--- TEXTABSCHNITT ---

◆ ◆ ◆

Das ist mir auch schon passiert, ein Erlebnis hat sich aber besonders stark eingeprägt: Es war der Vater meiner ersten Freundin, der mich nach dem Mittagessen am Strand in Italien fragte, ob ich denn vorhabe, auch so dick zu werden wie er. Ich war sehr verunsichert an jenem Tag im Juli.

Geplante Gemeinheiten

Beide oben erwähnten Fragen sind eher gemeinere Varianten der Suggestivfrage. Bei der zweiten Frage lässt die Struktur nur ja oder nein als Antwort zu und egal, wie ich antworte, bestätige ich, dass er dick ist. Bei der Frage im Titel geht der Fragende bereits davon aus, dass ich meine Frau betrogen habe. Und das, obwohl ich gar nicht verheiratet bin. Sie sehen, man ist gefangen.

Suggestivfragen haben den Zweck, auf das Denken, Fühlen, Wollen oder Handeln einer Person einzuwirken und den Befragten von einer rational bestimmten Antwort abzuhalten. Sie findet in zahlreichen Bereichen Verwendung, zum Beispiel in der Rhetorik: der Kunst, den Zuhörer von einer Aussage zu überzeugen oder zu einer bestimmten Handlung zu bewegen. Eigentlich sind es vor allem als Fragen verkleidete Behauptungen. Sie dienen hauptsächlich dazu, dem Gesprächspartner eine Gemeinsamkeit bewusst zu machen und beinhalten meistens «gewiss», «sicherlich», «bestimmt» oder ähnliche Ausdrücke: «Sicherlich wollen Sie das Problem auch heute schon gelöst haben, nicht wahr?» Das war nun eine weniger gemeine Suggestivfrage und im Normalfall helfen solche Fragen, ein gemeinsames Ziel deutlich zu machen und den Gesprächspartner anzuregen, Entscheidungen schneller herbeizuführen. Ihr Gesprächspartner kann fast nicht anders, als Ihnen zuzustimmen. Sie beschleunigen den Gesprächsverlauf, weil Sie mit der Suggestivfrage bereits die Entscheidungsphase des Gesprächs einleiten.

Vorsicht

Aber Achtung: Suggestivfragen sollten Sie nur dann stellen, wenn es sicher oder sehr wahrscheinlich ist, dass die suggerierte oder verdeutlichte Gemeinsamkeit oder Zustimmung wirklich besteht. Ist das nicht der Fall, riskieren Sie eine ablehnende Reaktion oder einen irritierten Gesprächspartner. So wie bei meinem Erlebnis am Strand. Und das muss nicht sein. Ein möglicher Ausweg, wenn Sie in die Ecke gedrängt werden: Lachen und direkt darauf eingehen, dass es eine Suggestivfrage ist. Denn mit konventionellen Methoden entkommen Sie der Frage leider nicht.

◆ ◆ ◆

--- GESAMMELTES MATERIAL ---
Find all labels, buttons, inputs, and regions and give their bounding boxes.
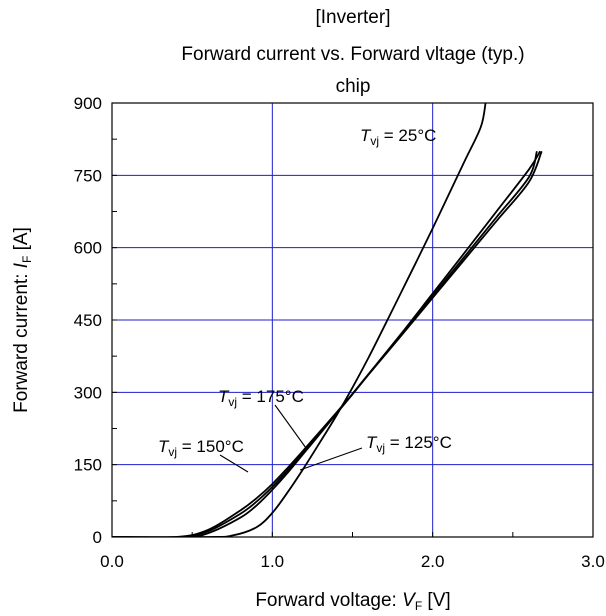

◆ ◆ ◆

--- AUFGABE ---
Schreiben Sie aus dem Text über Suggestivfragen die Stelle von „Geplante Gemeinheiten“ bis „man ist gefangen.“ wortgetreu ab.

--- ERGEBNIS ---
Geplante Gemeinheiten

Beide oben erwähnten Fragen sind eher gemeinere Varianten der Suggestivfrage. Bei der zweiten Frage lässt die Struktur nur ja oder nein als Antwort zu und egal, wie ich antworte, bestätige ich, dass er dick ist. Bei der Frage im Titel geht der Fragende bereits davon aus, dass ich meine Frau betrogen habe. Und das, obwohl ich gar nicht verheiratet bin. Sie sehen, man ist gefangen.